* **Your instructions**:
Look through the material below. Copy every line with the string "xlabel" in it.

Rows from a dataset

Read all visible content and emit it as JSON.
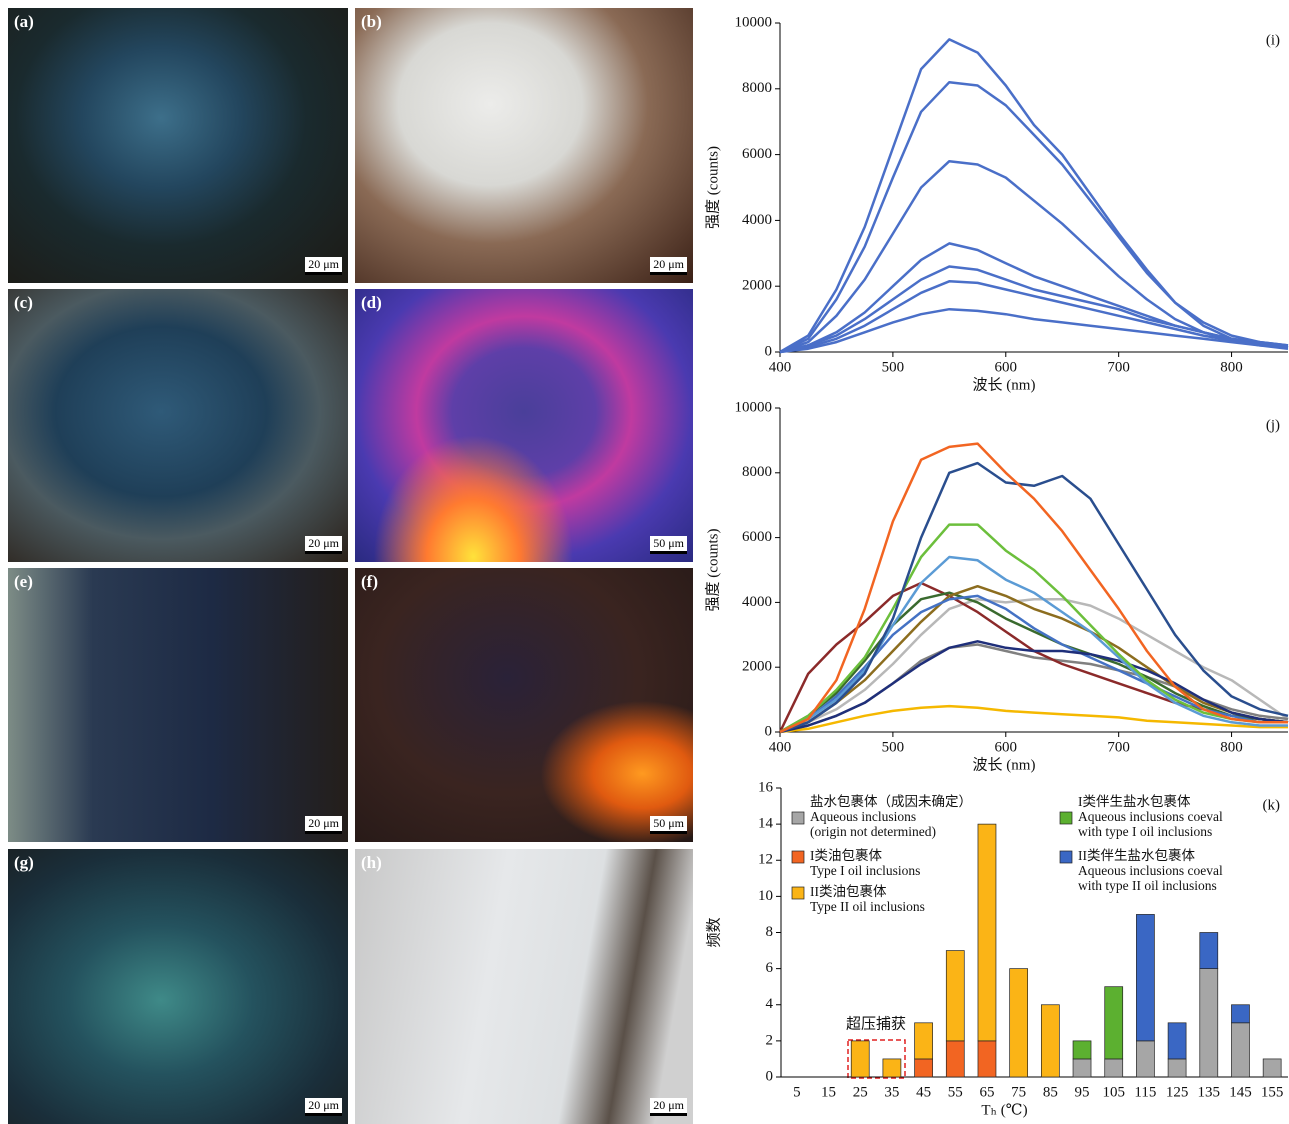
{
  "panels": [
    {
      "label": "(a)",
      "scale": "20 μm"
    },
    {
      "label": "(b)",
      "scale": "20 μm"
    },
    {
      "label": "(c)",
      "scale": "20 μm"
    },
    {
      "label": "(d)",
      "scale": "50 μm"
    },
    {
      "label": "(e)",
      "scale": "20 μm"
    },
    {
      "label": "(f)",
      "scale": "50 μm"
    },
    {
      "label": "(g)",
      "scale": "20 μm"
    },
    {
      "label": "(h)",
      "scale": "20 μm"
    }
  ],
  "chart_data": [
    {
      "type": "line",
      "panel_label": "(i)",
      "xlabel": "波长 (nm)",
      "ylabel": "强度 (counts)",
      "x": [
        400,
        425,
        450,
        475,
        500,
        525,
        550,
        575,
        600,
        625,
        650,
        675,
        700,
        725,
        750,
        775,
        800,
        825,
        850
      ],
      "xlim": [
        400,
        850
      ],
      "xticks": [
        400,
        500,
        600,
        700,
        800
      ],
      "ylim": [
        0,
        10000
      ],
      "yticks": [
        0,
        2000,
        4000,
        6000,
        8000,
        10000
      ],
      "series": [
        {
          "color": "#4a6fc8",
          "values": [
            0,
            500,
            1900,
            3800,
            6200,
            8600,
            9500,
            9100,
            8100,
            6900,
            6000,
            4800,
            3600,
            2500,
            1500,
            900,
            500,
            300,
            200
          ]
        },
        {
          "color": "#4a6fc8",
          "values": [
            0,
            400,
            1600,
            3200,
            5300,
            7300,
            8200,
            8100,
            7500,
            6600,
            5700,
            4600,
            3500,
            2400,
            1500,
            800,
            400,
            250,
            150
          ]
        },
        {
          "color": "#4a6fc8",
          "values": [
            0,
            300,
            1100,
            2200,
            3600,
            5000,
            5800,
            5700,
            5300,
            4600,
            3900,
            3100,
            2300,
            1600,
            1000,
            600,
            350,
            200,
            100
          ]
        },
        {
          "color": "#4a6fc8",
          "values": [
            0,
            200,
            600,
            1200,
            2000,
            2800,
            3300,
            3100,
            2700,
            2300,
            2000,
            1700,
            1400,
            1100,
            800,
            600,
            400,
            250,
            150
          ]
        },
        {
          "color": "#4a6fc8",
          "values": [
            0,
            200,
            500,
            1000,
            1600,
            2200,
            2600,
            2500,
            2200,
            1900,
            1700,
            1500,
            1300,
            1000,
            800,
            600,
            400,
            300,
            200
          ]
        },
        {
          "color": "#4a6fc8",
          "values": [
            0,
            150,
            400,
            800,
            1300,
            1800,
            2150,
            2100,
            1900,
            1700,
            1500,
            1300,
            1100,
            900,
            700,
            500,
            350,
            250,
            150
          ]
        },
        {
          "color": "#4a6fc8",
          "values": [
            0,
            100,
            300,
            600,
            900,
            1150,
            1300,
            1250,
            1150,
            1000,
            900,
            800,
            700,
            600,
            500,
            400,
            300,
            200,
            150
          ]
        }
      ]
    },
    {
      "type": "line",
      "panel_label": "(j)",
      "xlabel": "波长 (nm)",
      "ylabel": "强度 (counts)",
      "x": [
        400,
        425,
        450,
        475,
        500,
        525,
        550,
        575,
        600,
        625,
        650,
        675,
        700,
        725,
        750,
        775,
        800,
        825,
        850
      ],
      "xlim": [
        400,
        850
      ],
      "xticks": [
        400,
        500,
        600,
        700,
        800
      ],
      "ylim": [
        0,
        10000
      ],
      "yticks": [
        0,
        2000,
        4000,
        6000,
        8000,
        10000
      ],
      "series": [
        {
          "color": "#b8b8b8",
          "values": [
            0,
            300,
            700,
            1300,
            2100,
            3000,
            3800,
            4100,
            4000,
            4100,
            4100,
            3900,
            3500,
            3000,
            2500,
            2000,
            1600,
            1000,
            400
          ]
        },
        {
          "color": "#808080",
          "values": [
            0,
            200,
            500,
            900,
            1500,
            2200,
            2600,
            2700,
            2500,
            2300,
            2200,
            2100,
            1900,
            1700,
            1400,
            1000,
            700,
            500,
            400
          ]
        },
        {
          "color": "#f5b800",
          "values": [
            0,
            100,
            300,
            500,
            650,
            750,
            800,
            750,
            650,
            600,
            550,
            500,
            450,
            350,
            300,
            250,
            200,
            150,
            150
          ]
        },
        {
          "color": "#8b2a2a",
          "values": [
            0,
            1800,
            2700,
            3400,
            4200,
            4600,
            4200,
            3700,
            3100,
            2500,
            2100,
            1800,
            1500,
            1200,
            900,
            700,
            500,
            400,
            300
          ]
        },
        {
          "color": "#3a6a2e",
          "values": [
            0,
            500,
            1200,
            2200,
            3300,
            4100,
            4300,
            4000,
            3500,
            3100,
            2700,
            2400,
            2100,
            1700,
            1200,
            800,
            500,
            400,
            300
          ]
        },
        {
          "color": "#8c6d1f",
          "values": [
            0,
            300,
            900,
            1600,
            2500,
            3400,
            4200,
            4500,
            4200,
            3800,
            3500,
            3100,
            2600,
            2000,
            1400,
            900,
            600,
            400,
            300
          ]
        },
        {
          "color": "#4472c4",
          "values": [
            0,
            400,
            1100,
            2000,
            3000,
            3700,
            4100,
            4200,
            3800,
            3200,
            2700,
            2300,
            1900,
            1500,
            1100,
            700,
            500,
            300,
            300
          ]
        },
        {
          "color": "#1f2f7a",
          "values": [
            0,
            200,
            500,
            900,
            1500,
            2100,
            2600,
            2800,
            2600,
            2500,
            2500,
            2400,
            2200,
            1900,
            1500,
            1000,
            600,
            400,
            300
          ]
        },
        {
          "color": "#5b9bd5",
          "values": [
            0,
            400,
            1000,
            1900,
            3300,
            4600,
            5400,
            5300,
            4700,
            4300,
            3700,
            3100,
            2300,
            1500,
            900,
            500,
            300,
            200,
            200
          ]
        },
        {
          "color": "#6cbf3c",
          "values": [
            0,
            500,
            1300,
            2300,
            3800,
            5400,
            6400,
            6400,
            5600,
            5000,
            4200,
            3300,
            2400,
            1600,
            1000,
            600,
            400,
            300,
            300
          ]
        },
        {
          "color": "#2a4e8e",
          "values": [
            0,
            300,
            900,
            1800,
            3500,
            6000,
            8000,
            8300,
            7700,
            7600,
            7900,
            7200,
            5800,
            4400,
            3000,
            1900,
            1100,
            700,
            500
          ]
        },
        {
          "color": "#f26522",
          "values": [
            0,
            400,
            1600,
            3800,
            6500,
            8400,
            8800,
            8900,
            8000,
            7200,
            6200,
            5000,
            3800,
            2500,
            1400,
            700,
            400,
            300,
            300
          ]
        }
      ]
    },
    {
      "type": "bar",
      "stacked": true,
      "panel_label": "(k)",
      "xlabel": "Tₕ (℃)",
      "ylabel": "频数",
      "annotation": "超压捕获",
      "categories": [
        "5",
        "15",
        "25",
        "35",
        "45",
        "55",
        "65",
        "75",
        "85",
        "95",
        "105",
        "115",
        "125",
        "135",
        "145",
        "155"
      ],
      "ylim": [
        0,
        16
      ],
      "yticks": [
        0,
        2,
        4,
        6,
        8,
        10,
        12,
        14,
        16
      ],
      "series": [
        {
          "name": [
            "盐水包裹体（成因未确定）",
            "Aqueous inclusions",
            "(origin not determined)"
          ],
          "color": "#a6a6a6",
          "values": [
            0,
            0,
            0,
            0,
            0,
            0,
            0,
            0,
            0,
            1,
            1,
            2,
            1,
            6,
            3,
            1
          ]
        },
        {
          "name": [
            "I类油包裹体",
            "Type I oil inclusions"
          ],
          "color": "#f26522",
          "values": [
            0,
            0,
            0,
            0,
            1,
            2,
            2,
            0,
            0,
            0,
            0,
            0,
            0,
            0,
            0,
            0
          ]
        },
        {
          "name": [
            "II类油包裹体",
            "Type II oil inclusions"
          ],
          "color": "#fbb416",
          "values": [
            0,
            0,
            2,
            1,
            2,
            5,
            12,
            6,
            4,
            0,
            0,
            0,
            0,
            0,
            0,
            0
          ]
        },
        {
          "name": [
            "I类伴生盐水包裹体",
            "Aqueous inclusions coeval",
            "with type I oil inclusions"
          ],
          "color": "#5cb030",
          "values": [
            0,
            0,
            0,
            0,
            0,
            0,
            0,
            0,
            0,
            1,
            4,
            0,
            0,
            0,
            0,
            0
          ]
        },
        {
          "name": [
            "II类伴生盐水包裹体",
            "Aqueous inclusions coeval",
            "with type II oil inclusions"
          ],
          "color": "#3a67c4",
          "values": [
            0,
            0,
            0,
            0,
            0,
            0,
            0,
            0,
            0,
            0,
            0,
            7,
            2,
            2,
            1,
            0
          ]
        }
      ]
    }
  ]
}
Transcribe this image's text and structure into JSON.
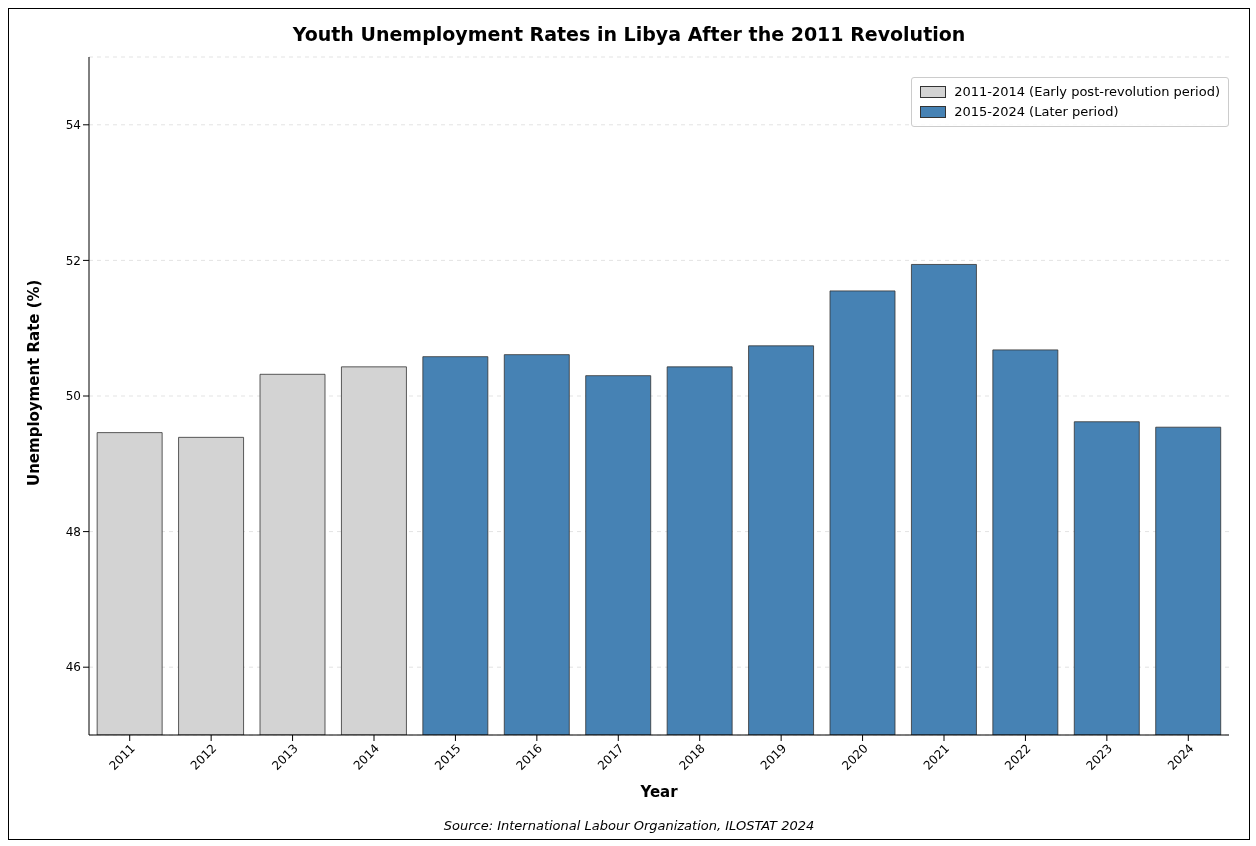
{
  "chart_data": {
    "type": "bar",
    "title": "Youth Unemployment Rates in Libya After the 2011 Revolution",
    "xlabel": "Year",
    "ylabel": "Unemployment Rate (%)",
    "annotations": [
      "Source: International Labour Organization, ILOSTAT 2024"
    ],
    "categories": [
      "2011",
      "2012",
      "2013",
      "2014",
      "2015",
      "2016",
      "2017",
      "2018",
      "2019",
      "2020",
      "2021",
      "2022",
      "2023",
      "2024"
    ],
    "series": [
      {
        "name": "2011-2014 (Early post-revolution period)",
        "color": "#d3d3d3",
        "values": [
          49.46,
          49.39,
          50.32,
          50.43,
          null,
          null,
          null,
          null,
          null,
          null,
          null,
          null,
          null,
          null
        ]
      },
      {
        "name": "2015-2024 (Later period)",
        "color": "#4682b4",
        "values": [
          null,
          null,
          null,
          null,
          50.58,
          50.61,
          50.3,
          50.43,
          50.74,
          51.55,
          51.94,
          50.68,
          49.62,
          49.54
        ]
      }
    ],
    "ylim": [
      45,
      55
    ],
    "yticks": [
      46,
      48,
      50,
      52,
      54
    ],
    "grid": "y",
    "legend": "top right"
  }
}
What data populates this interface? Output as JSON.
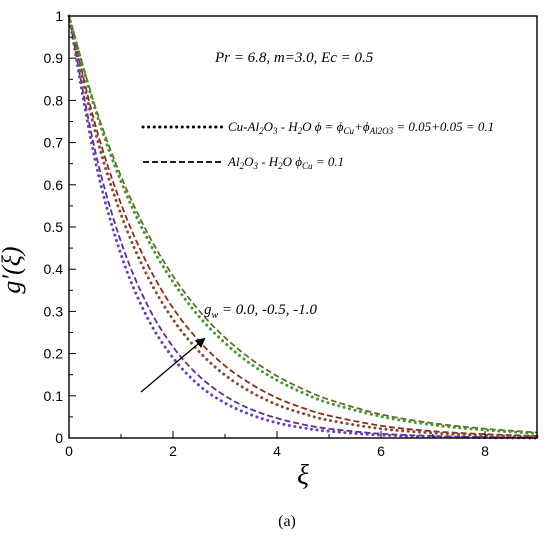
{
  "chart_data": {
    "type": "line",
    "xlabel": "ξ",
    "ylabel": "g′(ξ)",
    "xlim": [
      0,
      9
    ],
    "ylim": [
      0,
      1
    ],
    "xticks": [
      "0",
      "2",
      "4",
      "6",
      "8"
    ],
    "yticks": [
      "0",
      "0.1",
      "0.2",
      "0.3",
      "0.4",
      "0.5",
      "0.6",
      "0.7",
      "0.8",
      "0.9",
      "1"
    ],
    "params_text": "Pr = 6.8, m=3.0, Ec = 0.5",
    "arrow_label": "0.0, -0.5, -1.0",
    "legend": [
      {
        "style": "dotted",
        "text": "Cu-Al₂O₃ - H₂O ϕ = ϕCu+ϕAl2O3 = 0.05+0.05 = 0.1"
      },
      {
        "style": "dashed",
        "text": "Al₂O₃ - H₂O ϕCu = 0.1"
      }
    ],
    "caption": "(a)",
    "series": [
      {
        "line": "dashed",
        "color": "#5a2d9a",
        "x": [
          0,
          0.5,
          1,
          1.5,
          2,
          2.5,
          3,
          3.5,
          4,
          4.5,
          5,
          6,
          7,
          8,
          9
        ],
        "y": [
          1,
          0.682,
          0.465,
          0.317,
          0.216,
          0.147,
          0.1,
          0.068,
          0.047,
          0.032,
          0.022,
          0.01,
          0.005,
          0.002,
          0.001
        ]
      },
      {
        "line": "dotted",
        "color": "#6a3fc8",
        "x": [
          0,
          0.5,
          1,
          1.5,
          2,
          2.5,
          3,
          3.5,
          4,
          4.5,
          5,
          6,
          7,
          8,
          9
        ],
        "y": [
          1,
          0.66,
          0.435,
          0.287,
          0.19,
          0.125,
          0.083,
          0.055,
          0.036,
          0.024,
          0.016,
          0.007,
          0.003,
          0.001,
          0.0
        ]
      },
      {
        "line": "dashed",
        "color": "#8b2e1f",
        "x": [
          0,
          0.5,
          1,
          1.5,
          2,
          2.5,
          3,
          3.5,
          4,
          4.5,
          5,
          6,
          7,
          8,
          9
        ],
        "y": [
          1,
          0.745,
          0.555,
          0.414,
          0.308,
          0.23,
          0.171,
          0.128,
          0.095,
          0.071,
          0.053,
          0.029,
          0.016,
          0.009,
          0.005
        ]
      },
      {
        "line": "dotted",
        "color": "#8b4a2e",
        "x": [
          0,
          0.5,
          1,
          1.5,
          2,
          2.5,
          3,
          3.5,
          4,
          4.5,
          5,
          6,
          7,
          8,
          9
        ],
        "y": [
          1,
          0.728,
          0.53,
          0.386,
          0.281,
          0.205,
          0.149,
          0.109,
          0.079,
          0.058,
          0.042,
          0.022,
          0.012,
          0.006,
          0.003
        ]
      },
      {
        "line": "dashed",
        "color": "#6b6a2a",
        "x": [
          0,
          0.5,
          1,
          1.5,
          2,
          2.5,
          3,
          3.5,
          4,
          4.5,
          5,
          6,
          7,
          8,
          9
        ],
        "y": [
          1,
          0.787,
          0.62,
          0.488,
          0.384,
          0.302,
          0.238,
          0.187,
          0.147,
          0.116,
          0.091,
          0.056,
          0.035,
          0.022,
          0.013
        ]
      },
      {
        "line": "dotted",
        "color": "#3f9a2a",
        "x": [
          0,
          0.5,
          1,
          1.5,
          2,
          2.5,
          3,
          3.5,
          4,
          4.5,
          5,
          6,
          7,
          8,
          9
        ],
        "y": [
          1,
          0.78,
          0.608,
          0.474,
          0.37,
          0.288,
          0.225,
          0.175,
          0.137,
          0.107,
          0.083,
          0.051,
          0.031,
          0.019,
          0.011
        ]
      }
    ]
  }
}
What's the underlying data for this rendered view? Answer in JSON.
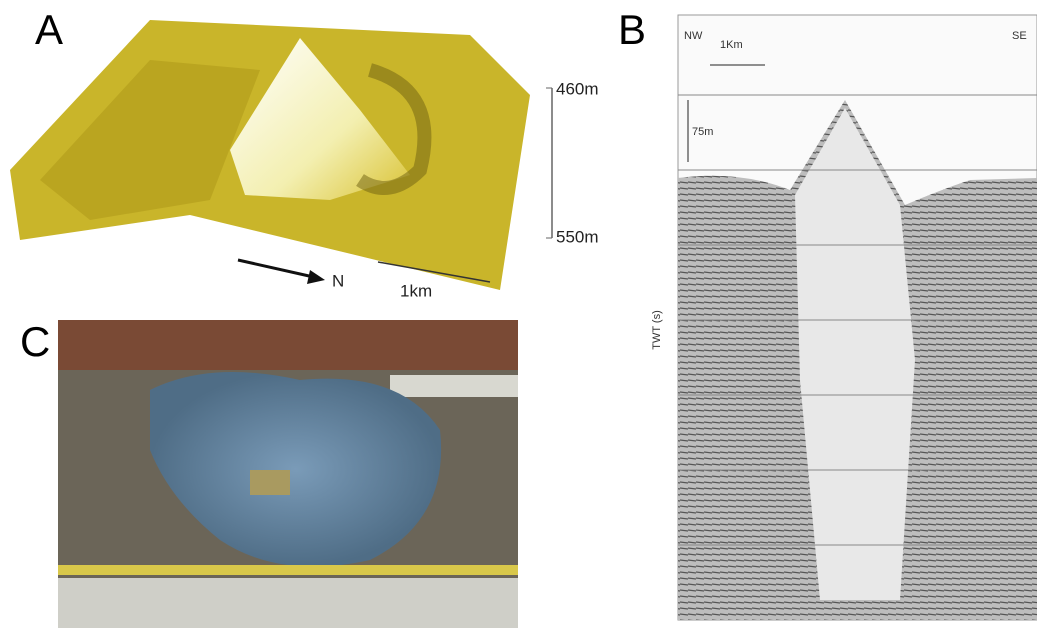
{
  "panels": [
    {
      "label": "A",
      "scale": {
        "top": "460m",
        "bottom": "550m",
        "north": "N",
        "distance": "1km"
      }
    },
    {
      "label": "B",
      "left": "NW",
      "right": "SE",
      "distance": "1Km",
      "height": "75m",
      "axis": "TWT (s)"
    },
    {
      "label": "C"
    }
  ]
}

* **Problem solution**:
      "xlabel": "波长 (nm)",
      "xlabel": "波长 (nm)",
      "xlabel": "Tₕ (℃)",
    "xlabel": "Year",
    "xlabel": "ξ",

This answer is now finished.